RECORDED INFORMATION START
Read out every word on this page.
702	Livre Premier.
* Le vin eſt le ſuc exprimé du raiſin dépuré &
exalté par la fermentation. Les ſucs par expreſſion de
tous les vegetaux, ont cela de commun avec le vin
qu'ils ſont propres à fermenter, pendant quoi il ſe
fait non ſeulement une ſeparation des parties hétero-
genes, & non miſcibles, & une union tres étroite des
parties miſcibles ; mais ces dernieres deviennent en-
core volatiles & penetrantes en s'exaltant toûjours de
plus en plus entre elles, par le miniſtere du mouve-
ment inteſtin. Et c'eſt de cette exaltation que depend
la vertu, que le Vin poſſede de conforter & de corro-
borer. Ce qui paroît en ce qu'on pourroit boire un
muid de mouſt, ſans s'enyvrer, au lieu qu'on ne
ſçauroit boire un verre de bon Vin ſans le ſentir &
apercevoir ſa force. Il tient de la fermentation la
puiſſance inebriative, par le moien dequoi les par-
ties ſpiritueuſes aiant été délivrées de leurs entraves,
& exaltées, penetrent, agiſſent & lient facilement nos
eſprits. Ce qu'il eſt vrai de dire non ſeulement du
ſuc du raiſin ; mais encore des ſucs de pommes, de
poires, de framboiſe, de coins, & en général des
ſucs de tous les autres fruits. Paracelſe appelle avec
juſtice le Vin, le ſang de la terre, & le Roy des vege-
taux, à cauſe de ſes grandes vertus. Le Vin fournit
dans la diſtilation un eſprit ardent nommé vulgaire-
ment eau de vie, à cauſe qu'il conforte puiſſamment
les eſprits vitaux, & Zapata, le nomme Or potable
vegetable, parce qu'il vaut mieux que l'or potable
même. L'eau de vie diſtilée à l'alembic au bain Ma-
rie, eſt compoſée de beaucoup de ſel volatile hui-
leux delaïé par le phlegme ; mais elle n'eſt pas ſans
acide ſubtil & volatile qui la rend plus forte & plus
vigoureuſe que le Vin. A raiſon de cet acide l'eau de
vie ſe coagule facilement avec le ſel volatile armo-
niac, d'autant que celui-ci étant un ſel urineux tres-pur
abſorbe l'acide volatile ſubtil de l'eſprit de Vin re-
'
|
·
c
RECORDED INFORMATION END
Copy out the whole listing above, leaving each line exactly as it stands.

Read out every word on this page.
702	Livre Premier.
* Le vin eſt le ſuc exprimé du raiſin dépuré &
exalté par la fermentation. Les ſucs par expreſſion de
tous les vegetaux, ont cela de commun avec le vin
qu'ils ſont propres à fermenter, pendant quoi il ſe
fait non ſeulement une ſeparation des parties hétero-
genes, & non miſcibles, & une union tres étroite des
parties miſcibles ; mais ces dernieres deviennent en-
core volatiles & penetrantes en s'exaltant toûjours de
plus en plus entre elles, par le miniſtere du mouve-
ment inteſtin. Et c'eſt de cette exaltation que depend
la vertu, que le Vin poſſede de conforter & de corro-
borer. Ce qui paroît en ce qu'on pourroit boire un
muid de mouſt, ſans s'enyvrer, au lieu qu'on ne
ſçauroit boire un verre de bon Vin ſans le ſentir &
apercevoir ſa force. Il tient de la fermentation la
puiſſance inebriative, par le moien dequoi les par-
ties ſpiritueuſes aiant été délivrées de leurs entraves,
& exaltées, penetrent, agiſſent & lient facilement nos
eſprits. Ce qu'il eſt vrai de dire non ſeulement du
ſuc du raiſin ; mais encore des ſucs de pommes, de
poires, de framboiſe, de coins, & en général des
ſucs de tous les autres fruits. Paracelſe appelle avec
juſtice le Vin, le ſang de la terre, & le Roy des vege-
taux, à cauſe de ſes grandes vertus. Le Vin fournit
dans la diſtilation un eſprit ardent nommé vulgaire-
ment eau de vie, à cauſe qu'il conforte puiſſamment
les eſprits vitaux, & Zapata, le nomme Or potable
vegetable, parce qu'il vaut mieux que l'or potable
même. L'eau de vie diſtilée à l'alembic au bain Ma-
rie, eſt compoſée de beaucoup de ſel volatile hui-
leux delaïé par le phlegme ; mais elle n'eſt pas ſans
acide ſubtil & volatile qui la rend plus forte & plus
vigoureuſe que le Vin. A raiſon de cet acide l'eau de
vie ſe coagule facilement avec le ſel volatile armo-
niac, d'autant que celui-ci étant un ſel urineux tres-pur
abſorbe l'acide volatile ſubtil de l'eſprit de Vin re-
'
|
·
c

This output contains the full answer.